-- Start of Material for this exercise --
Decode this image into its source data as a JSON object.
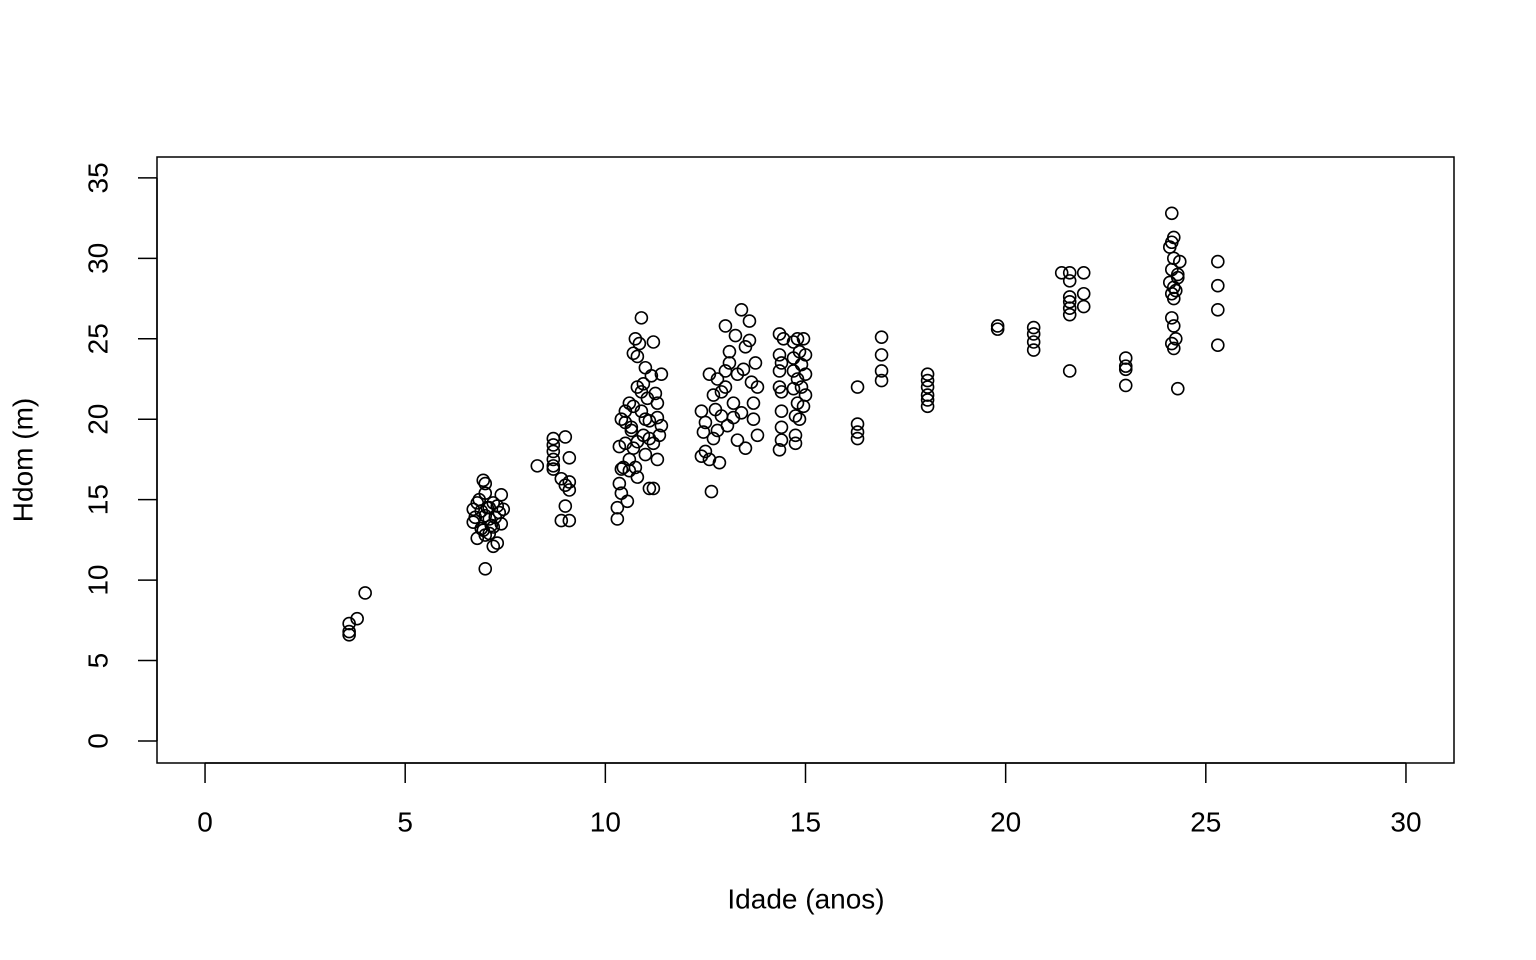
{
  "chart_data": {
    "type": "scatter",
    "xlabel": "Idade (anos)",
    "ylabel": "Hdom (m)",
    "xlim": [
      -1.2,
      31.2
    ],
    "ylim": [
      -1.37,
      36.3
    ],
    "xticks": [
      0,
      5,
      10,
      15,
      20,
      25,
      30
    ],
    "yticks": [
      0,
      5,
      10,
      15,
      20,
      25,
      30,
      35
    ],
    "color": "#000000",
    "x": [
      3.6,
      3.6,
      3.6,
      3.8,
      4.0,
      6.7,
      6.7,
      6.75,
      6.8,
      6.85,
      6.9,
      6.9,
      6.95,
      7.0,
      7.0,
      7.0,
      7.05,
      7.1,
      7.1,
      7.15,
      7.2,
      7.2,
      7.25,
      7.3,
      7.3,
      7.35,
      7.4,
      7.4,
      7.45,
      7.0,
      6.95,
      7.0,
      6.8,
      7.2,
      7.1,
      8.3,
      8.7,
      8.7,
      8.7,
      8.7,
      8.7,
      8.7,
      8.9,
      8.9,
      9.0,
      9.0,
      9.0,
      9.1,
      9.1,
      9.1,
      9.1,
      10.3,
      10.3,
      10.35,
      10.35,
      10.4,
      10.4,
      10.45,
      10.5,
      10.5,
      10.55,
      10.6,
      10.6,
      10.65,
      10.7,
      10.7,
      10.75,
      10.75,
      10.8,
      10.8,
      10.85,
      10.9,
      10.9,
      10.95,
      11.0,
      11.0,
      11.05,
      11.1,
      11.1,
      11.15,
      11.2,
      11.2,
      11.25,
      11.3,
      11.3,
      11.35,
      11.4,
      11.4,
      10.6,
      10.7,
      10.8,
      10.9,
      11.0,
      10.8,
      10.5,
      11.2,
      10.65,
      10.95,
      11.1,
      10.4,
      11.3,
      12.4,
      12.4,
      12.45,
      12.5,
      12.5,
      12.6,
      12.65,
      12.7,
      12.7,
      12.75,
      12.8,
      12.8,
      12.85,
      12.9,
      12.9,
      13.0,
      13.0,
      13.05,
      13.1,
      13.1,
      13.2,
      13.2,
      13.25,
      13.3,
      13.3,
      13.4,
      13.4,
      13.45,
      13.5,
      13.5,
      13.6,
      13.6,
      13.65,
      13.7,
      13.7,
      13.75,
      13.8,
      13.8,
      12.6,
      13.0,
      14.35,
      14.35,
      14.35,
      14.35,
      14.4,
      14.4,
      14.4,
      14.4,
      14.4,
      14.45,
      14.7,
      14.7,
      14.7,
      14.75,
      14.75,
      14.75,
      14.8,
      14.8,
      14.8,
      14.85,
      14.85,
      14.9,
      14.9,
      14.95,
      14.95,
      15.0,
      15.0,
      15.0,
      14.7,
      14.35,
      16.3,
      16.3,
      16.3,
      16.3,
      16.9,
      16.9,
      16.9,
      16.9,
      18.05,
      18.05,
      18.05,
      18.05,
      18.05,
      18.05,
      19.8,
      19.8,
      20.7,
      20.7,
      20.7,
      20.7,
      21.4,
      21.6,
      21.6,
      21.6,
      21.6,
      21.6,
      21.6,
      21.6,
      21.95,
      21.95,
      21.95,
      23.0,
      23.0,
      23.0,
      23.0,
      24.15,
      24.2,
      24.15,
      24.1,
      24.2,
      24.15,
      24.3,
      24.1,
      24.2,
      24.15,
      24.2,
      24.15,
      24.2,
      24.25,
      24.15,
      24.2,
      24.3,
      24.35,
      24.3,
      24.25,
      25.3,
      25.3,
      25.3,
      25.3
    ],
    "values": [
      7.3,
      6.6,
      6.8,
      7.6,
      9.2,
      14.4,
      13.6,
      13.9,
      12.6,
      15.0,
      14.3,
      13.2,
      16.2,
      16.0,
      15.4,
      10.7,
      14.5,
      13.8,
      12.9,
      13.4,
      14.8,
      12.1,
      13.9,
      12.3,
      14.6,
      14.2,
      15.3,
      13.5,
      14.4,
      12.8,
      13.1,
      14.0,
      14.8,
      13.3,
      14.5,
      17.1,
      18.8,
      18.4,
      18.0,
      17.5,
      17.1,
      16.9,
      16.3,
      13.7,
      18.9,
      14.6,
      15.9,
      17.6,
      15.6,
      16.1,
      13.7,
      13.8,
      14.5,
      16.0,
      18.3,
      15.4,
      20.0,
      17.0,
      18.5,
      19.8,
      14.9,
      21.0,
      17.5,
      19.3,
      24.1,
      20.8,
      25.0,
      17.0,
      22.0,
      18.6,
      24.7,
      26.3,
      20.5,
      19.0,
      23.2,
      17.8,
      21.3,
      15.7,
      19.9,
      22.7,
      15.7,
      18.5,
      21.6,
      20.1,
      17.5,
      19.0,
      22.8,
      19.6,
      16.8,
      18.2,
      23.9,
      21.7,
      20.0,
      16.4,
      20.5,
      24.8,
      19.5,
      22.2,
      18.8,
      16.9,
      21.0,
      20.5,
      17.7,
      19.2,
      18.0,
      19.8,
      22.8,
      15.5,
      21.5,
      18.8,
      20.6,
      22.5,
      19.3,
      17.3,
      21.7,
      20.2,
      25.8,
      22.0,
      19.6,
      23.5,
      24.2,
      21.0,
      20.1,
      25.2,
      22.8,
      18.7,
      26.8,
      20.4,
      23.1,
      18.2,
      24.5,
      26.1,
      24.9,
      22.3,
      21.0,
      20.0,
      23.5,
      22.0,
      19.0,
      17.5,
      23.0,
      25.3,
      24.0,
      22.0,
      18.1,
      23.5,
      21.7,
      20.5,
      19.5,
      18.7,
      25.0,
      24.8,
      23.8,
      21.9,
      20.2,
      19.0,
      18.5,
      25.0,
      22.5,
      21.0,
      24.2,
      20.0,
      23.4,
      22.0,
      25.0,
      20.8,
      24.0,
      22.8,
      21.5,
      23.0,
      23.0,
      22.0,
      19.7,
      19.2,
      18.8,
      25.1,
      24.0,
      23.0,
      22.4,
      22.8,
      22.4,
      22.0,
      21.5,
      21.2,
      20.8,
      25.8,
      25.6,
      25.7,
      25.3,
      24.8,
      24.3,
      29.1,
      29.1,
      28.6,
      27.6,
      27.3,
      26.9,
      26.5,
      23.0,
      29.1,
      27.8,
      27.0,
      23.8,
      23.3,
      23.1,
      22.1,
      32.8,
      31.3,
      31.0,
      30.7,
      30.0,
      29.3,
      29.0,
      28.5,
      28.2,
      27.8,
      27.5,
      26.3,
      25.8,
      25.0,
      24.7,
      24.4,
      21.9,
      29.8,
      28.8,
      28.0,
      29.8,
      28.3,
      26.8,
      24.6
    ]
  }
}
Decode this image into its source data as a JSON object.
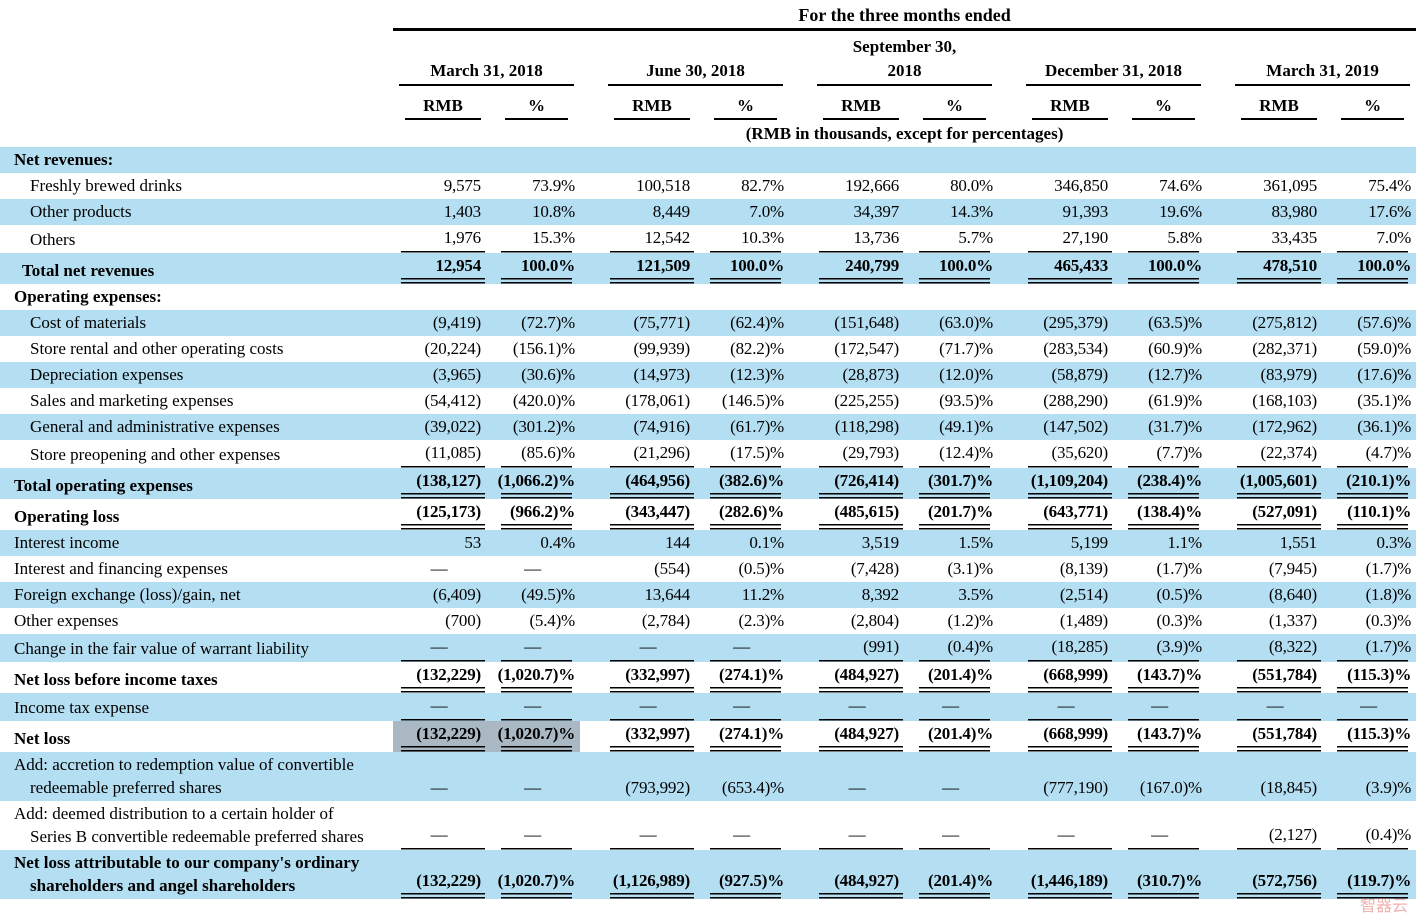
{
  "table": {
    "title": "For the three months ended",
    "subtitle": "(RMB in thousands, except for percentages)",
    "col_rmb": "RMB",
    "col_pct": "%",
    "periods": [
      "March 31, 2018",
      "June 30, 2018",
      "September 30,\n2018",
      "December 31, 2018",
      "March 31, 2019"
    ],
    "rows": [
      {
        "label": "Net revenues:",
        "bold": true,
        "indent": 0,
        "underline": "",
        "values": []
      },
      {
        "label": "Freshly brewed drinks",
        "bold": false,
        "indent": 1,
        "underline": "",
        "values": [
          "9,575",
          "73.9%",
          "100,518",
          "82.7%",
          "192,666",
          "80.0%",
          "346,850",
          "74.6%",
          "361,095",
          "75.4%"
        ]
      },
      {
        "label": "Other products",
        "bold": false,
        "indent": 1,
        "underline": "",
        "values": [
          "1,403",
          "10.8%",
          "8,449",
          "7.0%",
          "34,397",
          "14.3%",
          "91,393",
          "19.6%",
          "83,980",
          "17.6%"
        ]
      },
      {
        "label": "Others",
        "bold": false,
        "indent": 1,
        "underline": "s",
        "values": [
          "1,976",
          "15.3%",
          "12,542",
          "10.3%",
          "13,736",
          "5.7%",
          "27,190",
          "5.8%",
          "33,435",
          "7.0%"
        ]
      },
      {
        "label": "Total net revenues",
        "bold": true,
        "indent": 2,
        "underline": "d",
        "values": [
          "12,954",
          "100.0%",
          "121,509",
          "100.0%",
          "240,799",
          "100.0%",
          "465,433",
          "100.0%",
          "478,510",
          "100.0%"
        ]
      },
      {
        "label": "Operating expenses:",
        "bold": true,
        "indent": 0,
        "underline": "",
        "values": []
      },
      {
        "label": "Cost of materials",
        "bold": false,
        "indent": 1,
        "underline": "",
        "values": [
          "(9,419)",
          "(72.7)%",
          "(75,771)",
          "(62.4)%",
          "(151,648)",
          "(63.0)%",
          "(295,379)",
          "(63.5)%",
          "(275,812)",
          "(57.6)%"
        ]
      },
      {
        "label": "Store rental and other operating costs",
        "bold": false,
        "indent": 1,
        "underline": "",
        "values": [
          "(20,224)",
          "(156.1)%",
          "(99,939)",
          "(82.2)%",
          "(172,547)",
          "(71.7)%",
          "(283,534)",
          "(60.9)%",
          "(282,371)",
          "(59.0)%"
        ]
      },
      {
        "label": "Depreciation expenses",
        "bold": false,
        "indent": 1,
        "underline": "",
        "values": [
          "(3,965)",
          "(30.6)%",
          "(14,973)",
          "(12.3)%",
          "(28,873)",
          "(12.0)%",
          "(58,879)",
          "(12.7)%",
          "(83,979)",
          "(17.6)%"
        ]
      },
      {
        "label": "Sales and marketing expenses",
        "bold": false,
        "indent": 1,
        "underline": "",
        "values": [
          "(54,412)",
          "(420.0)%",
          "(178,061)",
          "(146.5)%",
          "(225,255)",
          "(93.5)%",
          "(288,290)",
          "(61.9)%",
          "(168,103)",
          "(35.1)%"
        ]
      },
      {
        "label": "General and administrative expenses",
        "bold": false,
        "indent": 1,
        "underline": "",
        "values": [
          "(39,022)",
          "(301.2)%",
          "(74,916)",
          "(61.7)%",
          "(118,298)",
          "(49.1)%",
          "(147,502)",
          "(31.7)%",
          "(172,962)",
          "(36.1)%"
        ]
      },
      {
        "label": "Store preopening and other expenses",
        "bold": false,
        "indent": 1,
        "underline": "s",
        "values": [
          "(11,085)",
          "(85.6)%",
          "(21,296)",
          "(17.5)%",
          "(29,793)",
          "(12.4)%",
          "(35,620)",
          "(7.7)%",
          "(22,374)",
          "(4.7)%"
        ]
      },
      {
        "label": "Total operating expenses",
        "bold": true,
        "indent": 0,
        "underline": "d",
        "values": [
          "(138,127)",
          "(1,066.2)%",
          "(464,956)",
          "(382.6)%",
          "(726,414)",
          "(301.7)%",
          "(1,109,204)",
          "(238.4)%",
          "(1,005,601)",
          "(210.1)%"
        ]
      },
      {
        "label": "Operating loss",
        "bold": true,
        "indent": 0,
        "underline": "d",
        "values": [
          "(125,173)",
          "(966.2)%",
          "(343,447)",
          "(282.6)%",
          "(485,615)",
          "(201.7)%",
          "(643,771)",
          "(138.4)%",
          "(527,091)",
          "(110.1)%"
        ]
      },
      {
        "label": "Interest income",
        "bold": false,
        "indent": 0,
        "underline": "",
        "values": [
          "53",
          "0.4%",
          "144",
          "0.1%",
          "3,519",
          "1.5%",
          "5,199",
          "1.1%",
          "1,551",
          "0.3%"
        ]
      },
      {
        "label": "Interest and financing expenses",
        "bold": false,
        "indent": 0,
        "underline": "",
        "values": [
          "—",
          "—",
          "(554)",
          "(0.5)%",
          "(7,428)",
          "(3.1)%",
          "(8,139)",
          "(1.7)%",
          "(7,945)",
          "(1.7)%"
        ]
      },
      {
        "label": "Foreign exchange (loss)/gain, net",
        "bold": false,
        "indent": 0,
        "underline": "",
        "values": [
          "(6,409)",
          "(49.5)%",
          "13,644",
          "11.2%",
          "8,392",
          "3.5%",
          "(2,514)",
          "(0.5)%",
          "(8,640)",
          "(1.8)%"
        ]
      },
      {
        "label": "Other expenses",
        "bold": false,
        "indent": 0,
        "underline": "",
        "values": [
          "(700)",
          "(5.4)%",
          "(2,784)",
          "(2.3)%",
          "(2,804)",
          "(1.2)%",
          "(1,489)",
          "(0.3)%",
          "(1,337)",
          "(0.3)%"
        ]
      },
      {
        "label": "Change in the fair value of warrant liability",
        "bold": false,
        "indent": 0,
        "underline": "s",
        "values": [
          "—",
          "—",
          "—",
          "—",
          "(991)",
          "(0.4)%",
          "(18,285)",
          "(3.9)%",
          "(8,322)",
          "(1.7)%"
        ]
      },
      {
        "label": "Net loss before income taxes",
        "bold": true,
        "indent": 0,
        "underline": "d",
        "values": [
          "(132,229)",
          "(1,020.7)%",
          "(332,997)",
          "(274.1)%",
          "(484,927)",
          "(201.4)%",
          "(668,999)",
          "(143.7)%",
          "(551,784)",
          "(115.3)%"
        ]
      },
      {
        "label": "Income tax expense",
        "bold": false,
        "indent": 0,
        "underline": "s",
        "values": [
          "—",
          "—",
          "—",
          "—",
          "—",
          "—",
          "—",
          "—",
          "—",
          "—"
        ]
      },
      {
        "label": "Net loss",
        "bold": true,
        "indent": 0,
        "underline": "d",
        "highlight": [
          0,
          1
        ],
        "values": [
          "(132,229)",
          "(1,020.7)%",
          "(332,997)",
          "(274.1)%",
          "(484,927)",
          "(201.4)%",
          "(668,999)",
          "(143.7)%",
          "(551,784)",
          "(115.3)%"
        ]
      },
      {
        "label": "Add: accretion to redemption value of convertible redeemable preferred shares",
        "bold": false,
        "indent": 0,
        "underline": "",
        "values": [
          "—",
          "—",
          "(793,992)",
          "(653.4)%",
          "—",
          "—",
          "(777,190)",
          "(167.0)%",
          "(18,845)",
          "(3.9)%"
        ]
      },
      {
        "label": "Add: deemed distribution to a certain holder of Series B convertible redeemable preferred shares",
        "bold": false,
        "indent": 0,
        "underline": "s",
        "values": [
          "—",
          "—",
          "—",
          "—",
          "—",
          "—",
          "—",
          "—",
          "(2,127)",
          "(0.4)%"
        ]
      },
      {
        "label": "Net loss attributable to our company's ordinary shareholders and angel shareholders",
        "bold": true,
        "indent": 0,
        "underline": "d",
        "values": [
          "(132,229)",
          "(1,020.7)%",
          "(1,126,989)",
          "(927.5)%",
          "(484,927)",
          "(201.4)%",
          "(1,446,189)",
          "(310.7)%",
          "(572,756)",
          "(119.7)%"
        ]
      }
    ]
  },
  "watermark": {
    "text": "智器云"
  }
}
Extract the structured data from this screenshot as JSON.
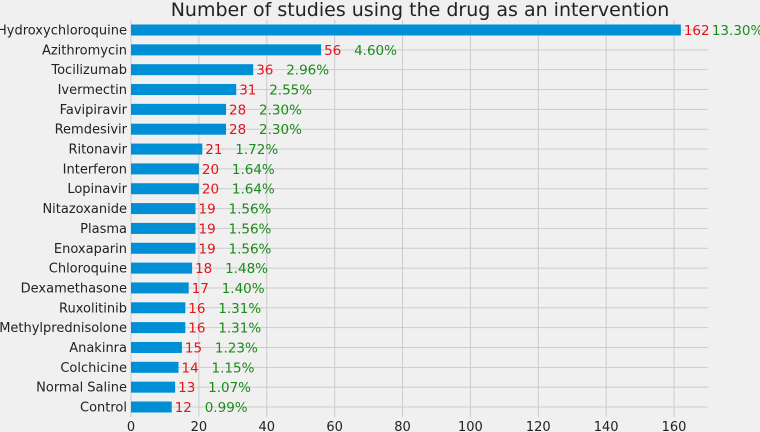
{
  "chart_data": {
    "type": "bar",
    "orientation": "horizontal",
    "title": "Number of studies using the drug as an intervention",
    "xlabel": "",
    "ylabel": "",
    "xlim": [
      0,
      170
    ],
    "xticks": [
      "0",
      "20",
      "40",
      "60",
      "80",
      "100",
      "120",
      "140",
      "160"
    ],
    "grid": true,
    "legend": "none",
    "colors": {
      "bar": "#008fd5",
      "count_label": "#e5141b",
      "percent_label": "#1a8c1a",
      "background": "#f0f0f0",
      "grid": "#cbcbcb"
    },
    "categories": [
      "Hydroxychloroquine",
      "Azithromycin",
      "Tocilizumab",
      "Ivermectin",
      "Favipiravir",
      "Remdesivir",
      "Ritonavir",
      "Interferon",
      "Lopinavir",
      "Nitazoxanide",
      "Plasma",
      "Enoxaparin",
      "Chloroquine",
      "Dexamethasone",
      "Ruxolitinib",
      "Methylprednisolone",
      "Anakinra",
      "Colchicine",
      "Normal Saline",
      "Control"
    ],
    "values": [
      162,
      56,
      36,
      31,
      28,
      28,
      21,
      20,
      20,
      19,
      19,
      19,
      18,
      17,
      16,
      16,
      15,
      14,
      13,
      12
    ],
    "percent_labels": [
      "13.30%",
      "4.60%",
      "2.96%",
      "2.55%",
      "2.30%",
      "2.30%",
      "1.72%",
      "1.64%",
      "1.64%",
      "1.56%",
      "1.56%",
      "1.56%",
      "1.48%",
      "1.40%",
      "1.31%",
      "1.31%",
      "1.23%",
      "1.15%",
      "1.07%",
      "0.99%"
    ]
  }
}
-- End of Material for this exercise --
Objective:
Above are the records. Copy every line in them holding "Store".

Result of this exercise:
        "label": "Store rental and other operating costs",
        "label": "Store preopening and other expenses",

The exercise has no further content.